Edit the material below so that every "bar-segment" becomes "bar-piece", keeping all other text unchanged, and leave the pictures out of your answer.

--- Begin Information shown ---

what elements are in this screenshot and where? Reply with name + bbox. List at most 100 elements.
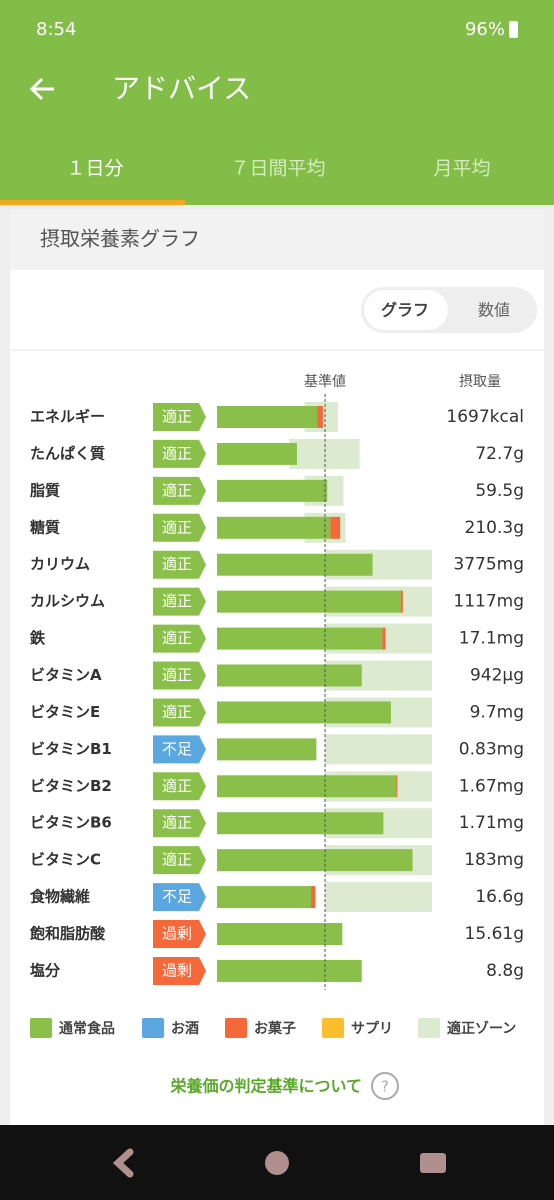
bar-segment bbox=[400, 590, 403, 613]
status-label: 不足 bbox=[162, 888, 192, 906]
bar-segment bbox=[310, 886, 316, 909]
status-badge bbox=[153, 661, 206, 690]
bar-segment bbox=[217, 627, 383, 650]
battery-icon bbox=[509, 21, 518, 38]
zone bbox=[325, 882, 432, 913]
status-badge bbox=[153, 809, 206, 838]
toggle-option[interactable]: 数値 bbox=[478, 301, 510, 320]
value-header: 摂取量 bbox=[459, 374, 501, 390]
nutrient-name: ビタミンA bbox=[30, 666, 102, 684]
bar-segment bbox=[317, 406, 323, 428]
status-label: 適正 bbox=[162, 777, 192, 795]
status-badge bbox=[153, 439, 206, 468]
bar-segment bbox=[217, 738, 317, 761]
nav-home[interactable] bbox=[265, 1151, 289, 1175]
bar-segment bbox=[396, 775, 398, 798]
status-label: 適正 bbox=[162, 555, 192, 573]
status-label: 適正 bbox=[162, 592, 192, 610]
nav-back[interactable] bbox=[112, 1148, 134, 1178]
intake-value: 8.8g bbox=[486, 961, 524, 981]
nutrient-name: カリウム bbox=[30, 555, 90, 573]
nutrient-name: 塩分 bbox=[30, 961, 61, 979]
criteria-link[interactable]: 栄養価の判定基準について bbox=[169, 1077, 362, 1096]
bar-segment bbox=[217, 664, 362, 687]
status-badge bbox=[153, 846, 206, 875]
status-label: 適正 bbox=[162, 408, 192, 426]
time: 8:54 bbox=[36, 19, 76, 40]
nutrient-name: 食物繊維 bbox=[30, 888, 90, 906]
status-label: 適正 bbox=[162, 444, 192, 462]
legend-swatch bbox=[322, 1018, 344, 1038]
status-badge bbox=[153, 920, 206, 949]
toggle-selected bbox=[364, 290, 448, 330]
intake-value: 1117mg bbox=[453, 592, 524, 612]
help-icon[interactable] bbox=[371, 1072, 399, 1100]
status-label: 適正 bbox=[162, 629, 192, 647]
legend-label: お酒 bbox=[171, 1021, 199, 1037]
zone bbox=[325, 734, 432, 765]
legend-swatch bbox=[142, 1018, 164, 1038]
app-bar bbox=[0, 0, 554, 205]
zone bbox=[289, 438, 360, 469]
status-label: 適正 bbox=[162, 703, 192, 721]
nav-recent[interactable] bbox=[420, 1153, 446, 1173]
tab[interactable]: １日分 bbox=[66, 158, 123, 180]
bar-segment bbox=[217, 849, 413, 872]
bar-segment bbox=[217, 812, 384, 835]
battery: 96% bbox=[465, 19, 505, 40]
status-badge bbox=[153, 772, 206, 801]
status-badge bbox=[153, 476, 206, 505]
bar-segment bbox=[330, 516, 341, 539]
bar-segment bbox=[217, 775, 397, 798]
nutrient-name: カルシウム bbox=[30, 592, 105, 610]
status-badge bbox=[153, 956, 206, 985]
tab[interactable]: ７日間平均 bbox=[230, 158, 325, 180]
status-label: 適正 bbox=[162, 481, 192, 499]
status-label: 過剰 bbox=[162, 925, 192, 943]
legend-swatch bbox=[225, 1018, 247, 1038]
bar-segment bbox=[217, 553, 373, 576]
status-label: 過剰 bbox=[162, 961, 192, 979]
status-badge bbox=[153, 550, 206, 579]
intake-value: 1.67mg bbox=[459, 776, 524, 796]
nutrient-name: ビタミンB2 bbox=[30, 777, 112, 795]
intake-value: 9.7mg bbox=[470, 702, 524, 722]
status-label: 適正 bbox=[162, 814, 192, 832]
status-badge bbox=[153, 698, 206, 727]
nutrient-name: 鉄 bbox=[29, 629, 46, 647]
legend-label: お菓子 bbox=[254, 1020, 296, 1037]
status-label: 適正 bbox=[162, 666, 192, 684]
intake-value: 1.71mg bbox=[459, 813, 524, 833]
nutrient-name: 脂質 bbox=[30, 481, 60, 499]
intake-value: 1697kcal bbox=[446, 407, 524, 427]
status-badge bbox=[153, 403, 206, 431]
bar-segment bbox=[217, 886, 311, 909]
intake-value: 59.5g bbox=[475, 481, 524, 501]
status-badge bbox=[153, 513, 206, 542]
intake-value: 3775mg bbox=[453, 555, 524, 575]
nutrient-name: 糖質 bbox=[30, 518, 60, 536]
back-button[interactable] bbox=[29, 77, 54, 101]
intake-value: 17.1mg bbox=[459, 629, 524, 649]
bar-segment bbox=[382, 627, 386, 650]
status-label: 適正 bbox=[162, 518, 192, 536]
nutrient-name: エネルギー bbox=[30, 408, 105, 426]
bar-segment bbox=[217, 442, 297, 465]
intake-value: 0.83mg bbox=[459, 739, 524, 759]
legend-swatch bbox=[30, 1018, 52, 1038]
status-label: 適正 bbox=[162, 851, 192, 869]
tab[interactable]: 月平均 bbox=[433, 158, 490, 180]
status-label: 不足 bbox=[162, 740, 192, 758]
header-title: アドバイス bbox=[112, 72, 251, 105]
intake-value: 210.3g bbox=[465, 518, 524, 538]
toggle-option[interactable]: グラフ bbox=[381, 301, 429, 320]
bar-segment bbox=[217, 516, 331, 539]
bar-segment bbox=[217, 406, 318, 428]
reference-label: 基準値 bbox=[304, 373, 346, 390]
tab-indicator bbox=[0, 200, 185, 205]
legend-label: 適正ゾーン bbox=[447, 1020, 516, 1037]
legend-label: 通常食品 bbox=[59, 1020, 115, 1037]
legend-label: サプリ bbox=[351, 1021, 393, 1037]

--- End Information shown ---

**Output**
what elements are in this screenshot and where? Reply with name + bbox. List at most 100 elements.
bar-piece bbox=[400, 590, 403, 613]
status-label: 不足 bbox=[162, 888, 192, 906]
bar-piece bbox=[310, 886, 316, 909]
status-badge bbox=[153, 661, 206, 690]
bar-piece bbox=[217, 627, 383, 650]
battery-icon bbox=[509, 21, 518, 38]
zone bbox=[325, 882, 432, 913]
status-badge bbox=[153, 809, 206, 838]
toggle-option[interactable]: 数値 bbox=[478, 301, 510, 320]
value-header: 摂取量 bbox=[459, 374, 501, 390]
nutrient-name: ビタミンA bbox=[30, 666, 102, 684]
bar-piece bbox=[317, 406, 323, 428]
status-label: 適正 bbox=[162, 777, 192, 795]
status-badge bbox=[153, 439, 206, 468]
bar-piece bbox=[217, 738, 317, 761]
nav-home[interactable] bbox=[265, 1151, 289, 1175]
bar-piece bbox=[396, 775, 398, 798]
status-label: 適正 bbox=[162, 555, 192, 573]
status-label: 適正 bbox=[162, 592, 192, 610]
nav-back[interactable] bbox=[112, 1148, 134, 1178]
intake-value: 8.8g bbox=[486, 961, 524, 981]
nutrient-name: カリウム bbox=[30, 555, 90, 573]
nutrient-name: 塩分 bbox=[30, 961, 61, 979]
criteria-link[interactable]: 栄養価の判定基準について bbox=[169, 1077, 362, 1096]
bar-piece bbox=[217, 664, 362, 687]
status-badge bbox=[153, 846, 206, 875]
status-label: 適正 bbox=[162, 408, 192, 426]
time: 8:54 bbox=[36, 19, 76, 40]
nutrient-name: 食物繊維 bbox=[30, 888, 90, 906]
status-label: 適正 bbox=[162, 444, 192, 462]
legend-swatch bbox=[322, 1018, 344, 1038]
status-badge bbox=[153, 920, 206, 949]
toggle-selected bbox=[364, 290, 448, 330]
intake-value: 1117mg bbox=[453, 592, 524, 612]
help-icon[interactable] bbox=[371, 1072, 399, 1100]
status-label: 適正 bbox=[162, 629, 192, 647]
legend-label: お酒 bbox=[171, 1021, 199, 1037]
zone bbox=[325, 734, 432, 765]
legend-swatch bbox=[142, 1018, 164, 1038]
app-bar bbox=[0, 0, 554, 205]
zone bbox=[289, 438, 360, 469]
status-label: 適正 bbox=[162, 703, 192, 721]
nav-recent[interactable] bbox=[420, 1153, 446, 1173]
tab[interactable]: １日分 bbox=[66, 158, 123, 180]
bar-piece bbox=[217, 849, 413, 872]
bar-piece bbox=[217, 812, 384, 835]
battery: 96% bbox=[465, 19, 505, 40]
status-badge bbox=[153, 772, 206, 801]
status-badge bbox=[153, 476, 206, 505]
bar-piece bbox=[330, 516, 341, 539]
bar-piece bbox=[217, 775, 397, 798]
nutrient-name: カルシウム bbox=[30, 592, 105, 610]
status-badge bbox=[153, 956, 206, 985]
tab[interactable]: ７日間平均 bbox=[230, 158, 325, 180]
status-label: 適正 bbox=[162, 481, 192, 499]
status-label: 過剰 bbox=[162, 925, 192, 943]
legend-swatch bbox=[225, 1018, 247, 1038]
bar-piece bbox=[217, 553, 373, 576]
status-label: 過剰 bbox=[162, 961, 192, 979]
status-badge bbox=[153, 550, 206, 579]
intake-value: 1.67mg bbox=[459, 776, 524, 796]
nutrient-name: ビタミンB2 bbox=[30, 777, 112, 795]
intake-value: 9.7mg bbox=[470, 702, 524, 722]
status-label: 適正 bbox=[162, 814, 192, 832]
status-badge bbox=[153, 698, 206, 727]
nutrient-name: 鉄 bbox=[29, 629, 46, 647]
legend-label: お菓子 bbox=[254, 1020, 296, 1037]
status-label: 適正 bbox=[162, 666, 192, 684]
intake-value: 1.71mg bbox=[459, 813, 524, 833]
nutrient-name: 脂質 bbox=[30, 481, 60, 499]
intake-value: 1697kcal bbox=[446, 407, 524, 427]
status-badge bbox=[153, 403, 206, 431]
bar-piece bbox=[217, 886, 311, 909]
intake-value: 59.5g bbox=[475, 481, 524, 501]
status-badge bbox=[153, 513, 206, 542]
intake-value: 3775mg bbox=[453, 555, 524, 575]
nutrient-name: 糖質 bbox=[30, 518, 60, 536]
back-button[interactable] bbox=[29, 77, 54, 101]
intake-value: 17.1mg bbox=[459, 629, 524, 649]
bar-piece bbox=[382, 627, 386, 650]
status-label: 適正 bbox=[162, 518, 192, 536]
nutrient-name: エネルギー bbox=[30, 408, 105, 426]
bar-piece bbox=[217, 442, 297, 465]
intake-value: 0.83mg bbox=[459, 739, 524, 759]
legend-swatch bbox=[30, 1018, 52, 1038]
status-label: 適正 bbox=[162, 851, 192, 869]
tab[interactable]: 月平均 bbox=[433, 158, 490, 180]
status-label: 不足 bbox=[162, 740, 192, 758]
header-title: アドバイス bbox=[112, 72, 251, 105]
intake-value: 210.3g bbox=[465, 518, 524, 538]
toggle-option[interactable]: グラフ bbox=[381, 301, 429, 320]
bar-piece bbox=[217, 516, 331, 539]
bar-piece bbox=[217, 406, 318, 428]
reference-label: 基準値 bbox=[304, 373, 346, 390]
tab-indicator bbox=[0, 200, 185, 205]
legend-label: 適正ゾーン bbox=[447, 1020, 516, 1037]
legend-label: 通常食品 bbox=[59, 1020, 115, 1037]
legend-label: サプリ bbox=[351, 1021, 393, 1037]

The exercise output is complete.